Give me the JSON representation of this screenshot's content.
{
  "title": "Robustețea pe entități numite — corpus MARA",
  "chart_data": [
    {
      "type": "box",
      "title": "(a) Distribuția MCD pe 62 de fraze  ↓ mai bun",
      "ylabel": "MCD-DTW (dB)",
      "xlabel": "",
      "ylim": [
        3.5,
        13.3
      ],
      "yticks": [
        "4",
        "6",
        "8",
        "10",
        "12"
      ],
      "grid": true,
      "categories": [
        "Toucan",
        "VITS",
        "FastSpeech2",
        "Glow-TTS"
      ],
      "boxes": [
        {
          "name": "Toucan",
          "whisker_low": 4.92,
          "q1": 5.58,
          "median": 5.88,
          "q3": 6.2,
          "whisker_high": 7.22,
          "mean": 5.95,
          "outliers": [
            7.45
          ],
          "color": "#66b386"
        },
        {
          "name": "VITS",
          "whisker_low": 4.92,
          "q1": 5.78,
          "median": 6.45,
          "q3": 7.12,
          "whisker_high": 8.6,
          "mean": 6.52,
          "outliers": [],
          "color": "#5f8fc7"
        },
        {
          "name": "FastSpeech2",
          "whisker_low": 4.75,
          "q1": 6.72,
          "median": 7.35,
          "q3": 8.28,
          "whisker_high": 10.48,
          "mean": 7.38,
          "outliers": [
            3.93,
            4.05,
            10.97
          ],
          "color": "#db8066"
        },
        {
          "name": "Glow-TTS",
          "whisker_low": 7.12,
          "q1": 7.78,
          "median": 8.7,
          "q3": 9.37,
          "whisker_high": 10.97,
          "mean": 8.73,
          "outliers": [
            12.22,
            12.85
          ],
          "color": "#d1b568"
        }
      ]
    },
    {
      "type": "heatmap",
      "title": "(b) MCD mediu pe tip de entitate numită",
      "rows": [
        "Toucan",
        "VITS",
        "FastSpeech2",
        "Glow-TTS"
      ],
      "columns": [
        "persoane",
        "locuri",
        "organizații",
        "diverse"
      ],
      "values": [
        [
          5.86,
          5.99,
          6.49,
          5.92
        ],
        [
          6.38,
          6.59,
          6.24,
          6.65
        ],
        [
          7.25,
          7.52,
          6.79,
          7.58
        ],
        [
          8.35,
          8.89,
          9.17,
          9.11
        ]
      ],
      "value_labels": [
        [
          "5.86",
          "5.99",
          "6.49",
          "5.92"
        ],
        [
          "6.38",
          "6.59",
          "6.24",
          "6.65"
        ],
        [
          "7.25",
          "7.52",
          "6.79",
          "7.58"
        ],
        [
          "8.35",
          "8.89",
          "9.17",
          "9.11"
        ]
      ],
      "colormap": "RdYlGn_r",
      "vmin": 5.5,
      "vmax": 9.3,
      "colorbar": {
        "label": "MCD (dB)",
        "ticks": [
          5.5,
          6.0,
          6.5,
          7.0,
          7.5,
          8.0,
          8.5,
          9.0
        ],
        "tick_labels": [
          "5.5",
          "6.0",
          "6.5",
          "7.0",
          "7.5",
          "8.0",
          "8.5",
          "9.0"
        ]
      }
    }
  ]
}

:::

Prompt
The entries above should be repeated exactly, every one of them.

Output below
Give me the JSON representation of this screenshot's content.
{
  "title": "Robustețea pe entități numite — corpus MARA",
  "chart_data": [
    {
      "type": "box",
      "title": "(a) Distribuția MCD pe 62 de fraze  ↓ mai bun",
      "ylabel": "MCD-DTW (dB)",
      "xlabel": "",
      "ylim": [
        3.5,
        13.3
      ],
      "yticks": [
        "4",
        "6",
        "8",
        "10",
        "12"
      ],
      "grid": true,
      "categories": [
        "Toucan",
        "VITS",
        "FastSpeech2",
        "Glow-TTS"
      ],
      "boxes": [
        {
          "name": "Toucan",
          "whisker_low": 4.92,
          "q1": 5.58,
          "median": 5.88,
          "q3": 6.2,
          "whisker_high": 7.22,
          "mean": 5.95,
          "outliers": [
            7.45
          ],
          "color": "#66b386"
        },
        {
          "name": "VITS",
          "whisker_low": 4.92,
          "q1": 5.78,
          "median": 6.45,
          "q3": 7.12,
          "whisker_high": 8.6,
          "mean": 6.52,
          "outliers": [],
          "color": "#5f8fc7"
        },
        {
          "name": "FastSpeech2",
          "whisker_low": 4.75,
          "q1": 6.72,
          "median": 7.35,
          "q3": 8.28,
          "whisker_high": 10.48,
          "mean": 7.38,
          "outliers": [
            3.93,
            4.05,
            10.97
          ],
          "color": "#db8066"
        },
        {
          "name": "Glow-TTS",
          "whisker_low": 7.12,
          "q1": 7.78,
          "median": 8.7,
          "q3": 9.37,
          "whisker_high": 10.97,
          "mean": 8.73,
          "outliers": [
            12.22,
            12.85
          ],
          "color": "#d1b568"
        }
      ]
    },
    {
      "type": "heatmap",
      "title": "(b) MCD mediu pe tip de entitate numită",
      "rows": [
        "Toucan",
        "VITS",
        "FastSpeech2",
        "Glow-TTS"
      ],
      "columns": [
        "persoane",
        "locuri",
        "organizații",
        "diverse"
      ],
      "values": [
        [
          5.86,
          5.99,
          6.49,
          5.92
        ],
        [
          6.38,
          6.59,
          6.24,
          6.65
        ],
        [
          7.25,
          7.52,
          6.79,
          7.58
        ],
        [
          8.35,
          8.89,
          9.17,
          9.11
        ]
      ],
      "value_labels": [
        [
          "5.86",
          "5.99",
          "6.49",
          "5.92"
        ],
        [
          "6.38",
          "6.59",
          "6.24",
          "6.65"
        ],
        [
          "7.25",
          "7.52",
          "6.79",
          "7.58"
        ],
        [
          "8.35",
          "8.89",
          "9.17",
          "9.11"
        ]
      ],
      "colormap": "RdYlGn_r",
      "vmin": 5.5,
      "vmax": 9.3,
      "colorbar": {
        "label": "MCD (dB)",
        "ticks": [
          5.5,
          6.0,
          6.5,
          7.0,
          7.5,
          8.0,
          8.5,
          9.0
        ],
        "tick_labels": [
          "5.5",
          "6.0",
          "6.5",
          "7.0",
          "7.5",
          "8.0",
          "8.5",
          "9.0"
        ]
      }
    }
  ]
}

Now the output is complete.